→ **Figure data in JSON**:
## BEGIN

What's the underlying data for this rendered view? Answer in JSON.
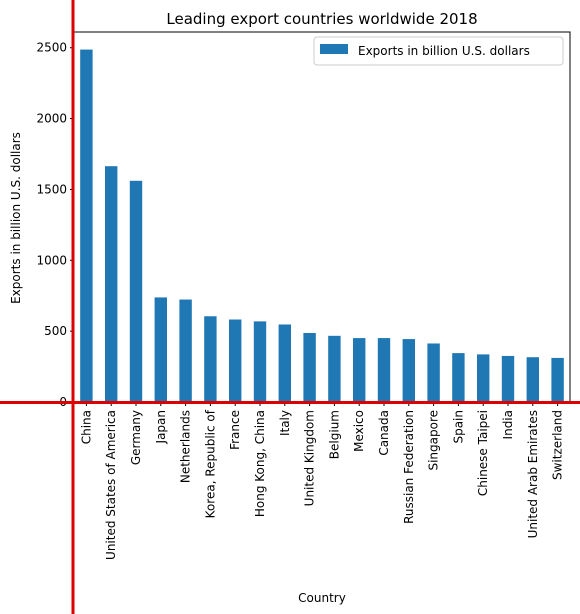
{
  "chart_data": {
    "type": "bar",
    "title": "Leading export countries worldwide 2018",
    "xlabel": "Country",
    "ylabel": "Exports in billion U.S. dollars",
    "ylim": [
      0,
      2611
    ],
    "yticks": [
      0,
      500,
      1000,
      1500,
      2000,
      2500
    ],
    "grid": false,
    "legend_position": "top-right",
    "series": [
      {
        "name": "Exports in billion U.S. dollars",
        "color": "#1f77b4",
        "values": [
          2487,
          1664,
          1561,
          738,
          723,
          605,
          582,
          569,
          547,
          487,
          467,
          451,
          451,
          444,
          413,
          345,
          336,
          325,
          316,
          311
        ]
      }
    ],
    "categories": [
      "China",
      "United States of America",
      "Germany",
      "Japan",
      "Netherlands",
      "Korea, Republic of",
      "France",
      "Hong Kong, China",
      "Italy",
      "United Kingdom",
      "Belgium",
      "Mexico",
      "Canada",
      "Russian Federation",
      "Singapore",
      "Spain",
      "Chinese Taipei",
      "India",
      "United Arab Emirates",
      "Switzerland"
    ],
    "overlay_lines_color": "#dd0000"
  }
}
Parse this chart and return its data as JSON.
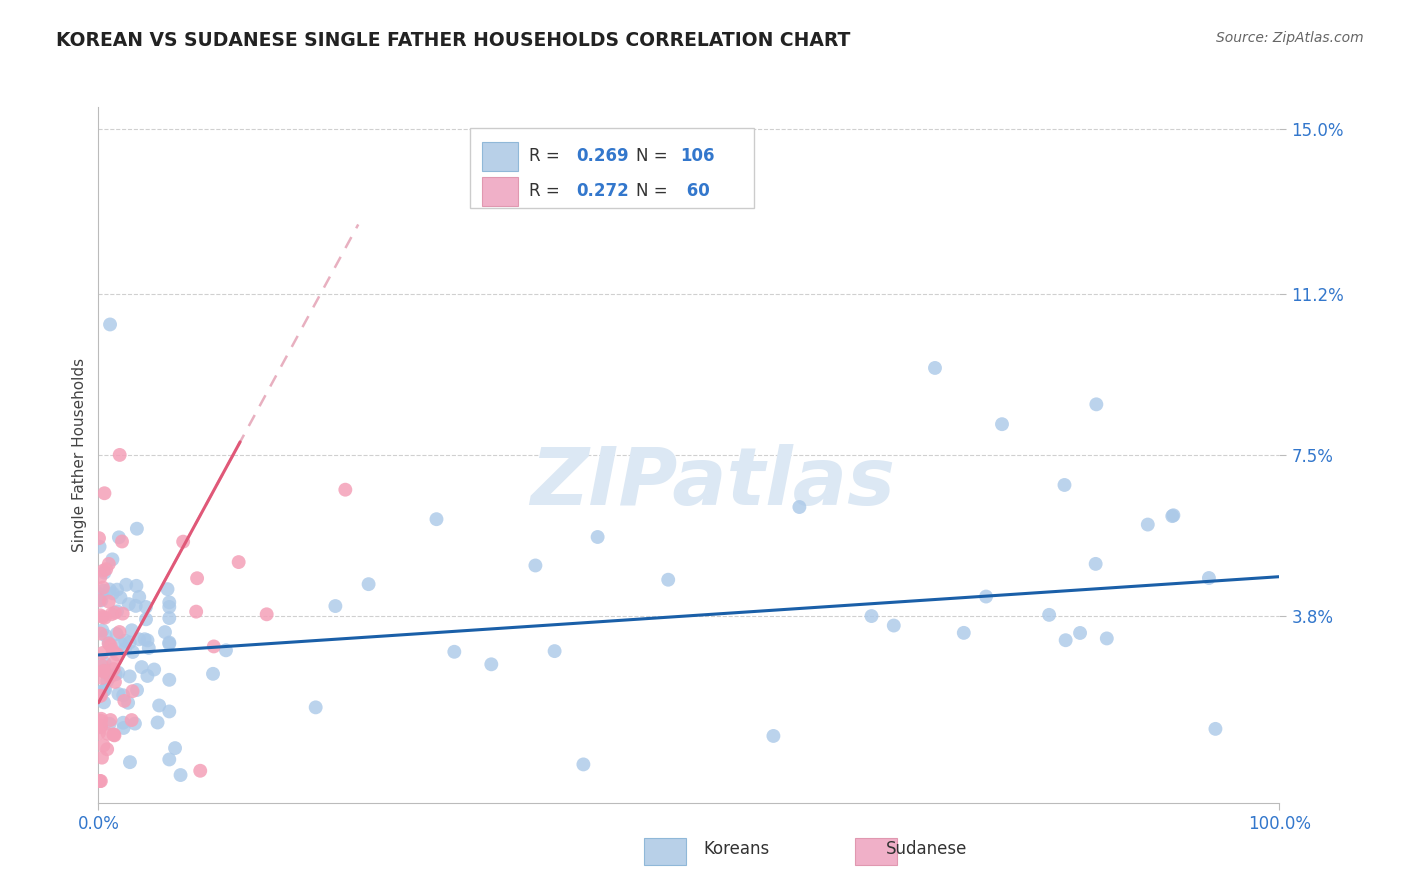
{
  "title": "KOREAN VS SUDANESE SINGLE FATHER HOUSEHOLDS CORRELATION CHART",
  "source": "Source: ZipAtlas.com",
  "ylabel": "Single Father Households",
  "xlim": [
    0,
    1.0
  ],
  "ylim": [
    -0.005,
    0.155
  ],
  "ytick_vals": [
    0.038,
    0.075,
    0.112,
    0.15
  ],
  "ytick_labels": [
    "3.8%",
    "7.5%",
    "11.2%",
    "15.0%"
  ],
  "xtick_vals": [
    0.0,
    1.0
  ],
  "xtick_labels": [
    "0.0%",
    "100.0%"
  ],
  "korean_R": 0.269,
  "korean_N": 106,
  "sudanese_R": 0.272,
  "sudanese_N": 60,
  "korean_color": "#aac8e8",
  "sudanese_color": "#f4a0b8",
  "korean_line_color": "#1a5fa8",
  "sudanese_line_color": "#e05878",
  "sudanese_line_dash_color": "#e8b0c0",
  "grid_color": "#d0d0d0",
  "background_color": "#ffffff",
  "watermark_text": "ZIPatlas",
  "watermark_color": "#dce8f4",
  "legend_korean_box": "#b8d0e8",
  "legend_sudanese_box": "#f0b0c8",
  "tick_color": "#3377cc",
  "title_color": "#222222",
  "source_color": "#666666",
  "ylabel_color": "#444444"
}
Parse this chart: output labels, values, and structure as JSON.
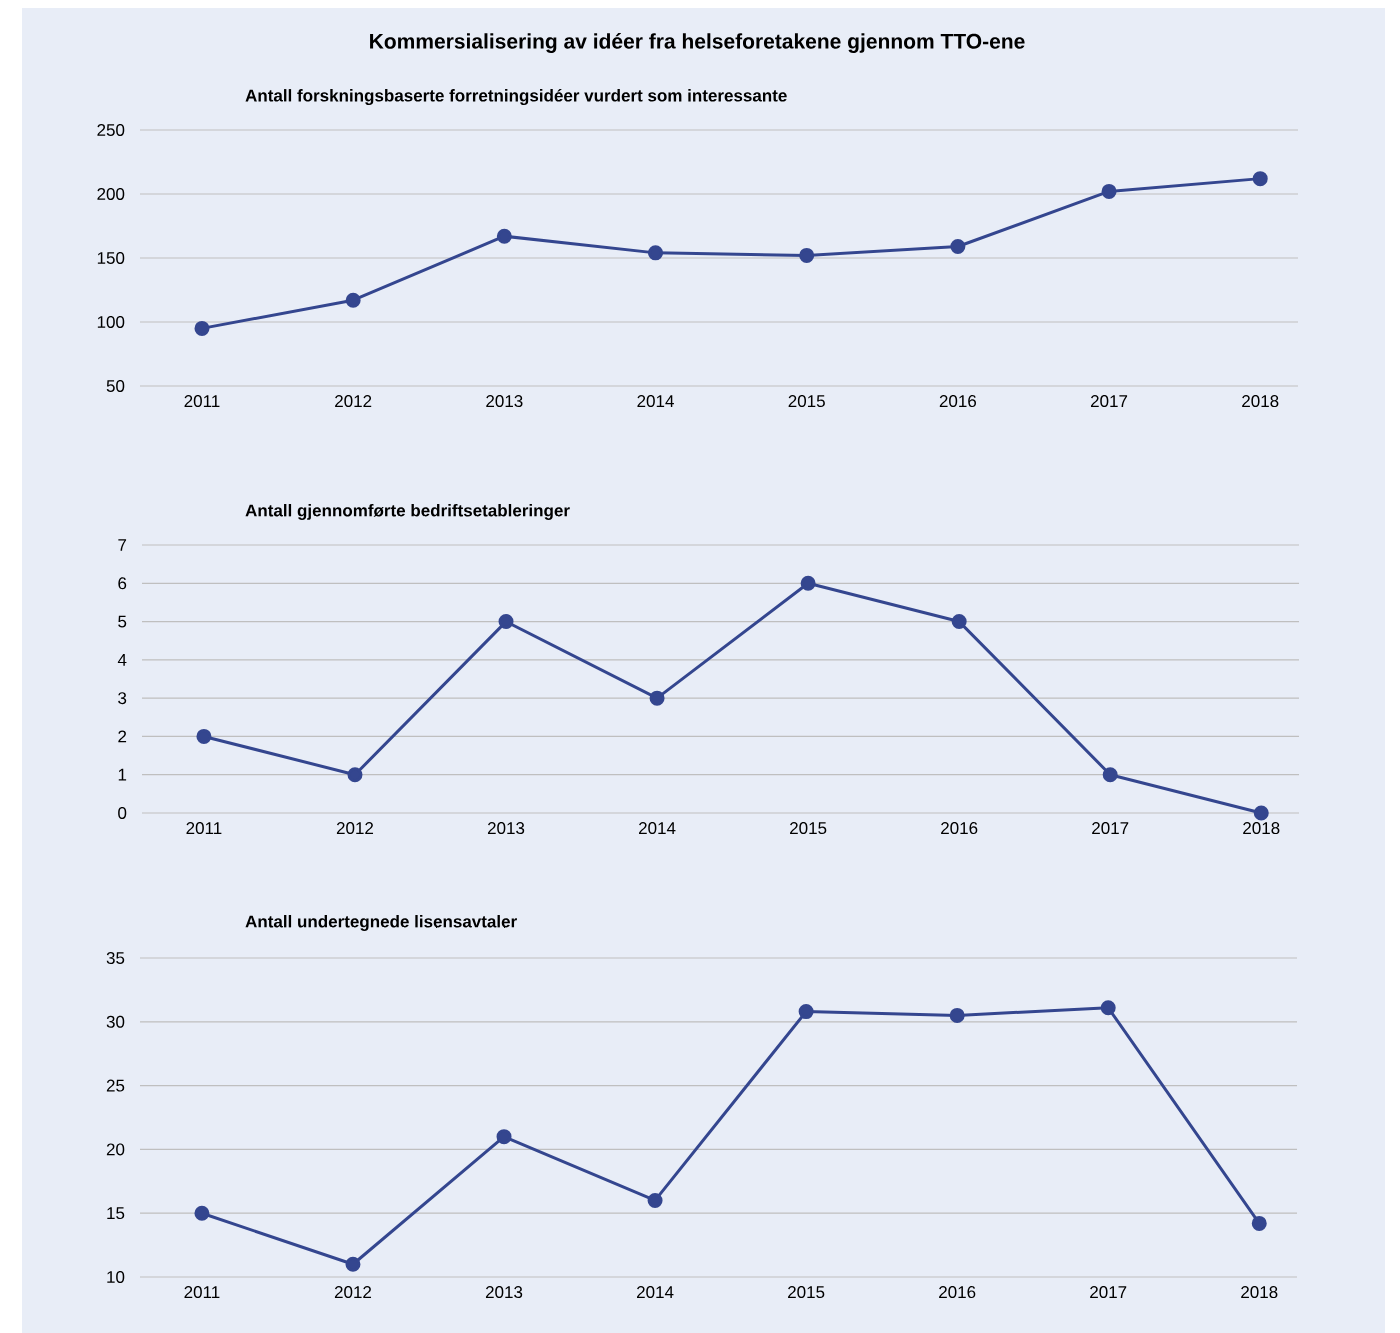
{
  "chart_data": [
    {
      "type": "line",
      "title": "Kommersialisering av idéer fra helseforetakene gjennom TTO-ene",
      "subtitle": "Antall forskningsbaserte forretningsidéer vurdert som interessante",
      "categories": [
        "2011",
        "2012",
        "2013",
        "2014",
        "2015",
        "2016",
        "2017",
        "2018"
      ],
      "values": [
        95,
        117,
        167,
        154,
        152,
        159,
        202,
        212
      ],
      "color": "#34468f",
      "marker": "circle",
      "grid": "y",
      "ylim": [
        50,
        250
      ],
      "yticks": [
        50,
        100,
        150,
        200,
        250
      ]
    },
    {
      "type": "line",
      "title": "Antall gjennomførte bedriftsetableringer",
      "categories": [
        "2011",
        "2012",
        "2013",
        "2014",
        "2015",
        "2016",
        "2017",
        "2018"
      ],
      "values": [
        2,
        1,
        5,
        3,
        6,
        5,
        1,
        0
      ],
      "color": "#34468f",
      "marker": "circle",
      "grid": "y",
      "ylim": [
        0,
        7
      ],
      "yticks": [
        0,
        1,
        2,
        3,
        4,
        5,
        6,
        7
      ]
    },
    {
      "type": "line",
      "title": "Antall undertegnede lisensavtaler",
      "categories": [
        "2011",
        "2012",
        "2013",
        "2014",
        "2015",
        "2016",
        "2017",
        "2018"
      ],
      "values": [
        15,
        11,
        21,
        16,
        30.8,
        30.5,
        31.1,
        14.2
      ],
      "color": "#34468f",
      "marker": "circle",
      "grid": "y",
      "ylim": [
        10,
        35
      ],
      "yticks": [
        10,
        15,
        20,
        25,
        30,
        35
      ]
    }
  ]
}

## END

→ **WHAT IS ASKED**: Take the records above and transcribe them exactly, dropping every picture.

→ **SOLVED PROBLEM**:
What's the underlying data for this rendered view? Answer in JSON.
{
  "chart_data": {
    "type": "bar",
    "title": "Leading export countries worldwide 2018",
    "xlabel": "Country",
    "ylabel": "Exports in billion U.S. dollars",
    "ylim": [
      0,
      2611
    ],
    "yticks": [
      0,
      500,
      1000,
      1500,
      2000,
      2500
    ],
    "grid": false,
    "legend_position": "top-right",
    "series": [
      {
        "name": "Exports in billion U.S. dollars",
        "color": "#1f77b4",
        "values": [
          2487,
          1664,
          1561,
          738,
          723,
          605,
          582,
          569,
          547,
          487,
          467,
          451,
          451,
          444,
          413,
          345,
          336,
          325,
          316,
          311
        ]
      }
    ],
    "categories": [
      "China",
      "United States of America",
      "Germany",
      "Japan",
      "Netherlands",
      "Korea, Republic of",
      "France",
      "Hong Kong, China",
      "Italy",
      "United Kingdom",
      "Belgium",
      "Mexico",
      "Canada",
      "Russian Federation",
      "Singapore",
      "Spain",
      "Chinese Taipei",
      "India",
      "United Arab Emirates",
      "Switzerland"
    ],
    "overlay_lines_color": "#dd0000"
  }
}
Parse this chart and return its data as JSON.
{
  "title": "KOREAN VS SUDANESE SINGLE FATHER HOUSEHOLDS CORRELATION CHART",
  "source": "Source: ZipAtlas.com",
  "ylabel": "Single Father Households",
  "xlim": [
    0,
    1.0
  ],
  "ylim": [
    -0.005,
    0.155
  ],
  "ytick_vals": [
    0.038,
    0.075,
    0.112,
    0.15
  ],
  "ytick_labels": [
    "3.8%",
    "7.5%",
    "11.2%",
    "15.0%"
  ],
  "xtick_vals": [
    0.0,
    1.0
  ],
  "xtick_labels": [
    "0.0%",
    "100.0%"
  ],
  "korean_R": 0.269,
  "korean_N": 106,
  "sudanese_R": 0.272,
  "sudanese_N": 60,
  "korean_color": "#aac8e8",
  "sudanese_color": "#f4a0b8",
  "korean_line_color": "#1a5fa8",
  "sudanese_line_color": "#e05878",
  "sudanese_line_dash_color": "#e8b0c0",
  "grid_color": "#d0d0d0",
  "background_color": "#ffffff",
  "watermark_text": "ZIPatlas",
  "watermark_color": "#dce8f4",
  "legend_korean_box": "#b8d0e8",
  "legend_sudanese_box": "#f0b0c8",
  "tick_color": "#3377cc",
  "title_color": "#222222",
  "source_color": "#666666",
  "ylabel_color": "#444444"
}
Parse this chart: output labels, values, and structure as JSON.
{
  "chart_data": [
    {
      "type": "line",
      "title": "Kommersialisering av idéer fra helseforetakene gjennom TTO-ene",
      "subtitle": "Antall forskningsbaserte forretningsidéer vurdert som interessante",
      "categories": [
        "2011",
        "2012",
        "2013",
        "2014",
        "2015",
        "2016",
        "2017",
        "2018"
      ],
      "values": [
        95,
        117,
        167,
        154,
        152,
        159,
        202,
        212
      ],
      "color": "#34468f",
      "marker": "circle",
      "grid": "y",
      "ylim": [
        50,
        250
      ],
      "yticks": [
        50,
        100,
        150,
        200,
        250
      ]
    },
    {
      "type": "line",
      "title": "Antall gjennomførte bedriftsetableringer",
      "categories": [
        "2011",
        "2012",
        "2013",
        "2014",
        "2015",
        "2016",
        "2017",
        "2018"
      ],
      "values": [
        2,
        1,
        5,
        3,
        6,
        5,
        1,
        0
      ],
      "color": "#34468f",
      "marker": "circle",
      "grid": "y",
      "ylim": [
        0,
        7
      ],
      "yticks": [
        0,
        1,
        2,
        3,
        4,
        5,
        6,
        7
      ]
    },
    {
      "type": "line",
      "title": "Antall undertegnede lisensavtaler",
      "categories": [
        "2011",
        "2012",
        "2013",
        "2014",
        "2015",
        "2016",
        "2017",
        "2018"
      ],
      "values": [
        15,
        11,
        21,
        16,
        30.8,
        30.5,
        31.1,
        14.2
      ],
      "color": "#34468f",
      "marker": "circle",
      "grid": "y",
      "ylim": [
        10,
        35
      ],
      "yticks": [
        10,
        15,
        20,
        25,
        30,
        35
      ]
    }
  ]
}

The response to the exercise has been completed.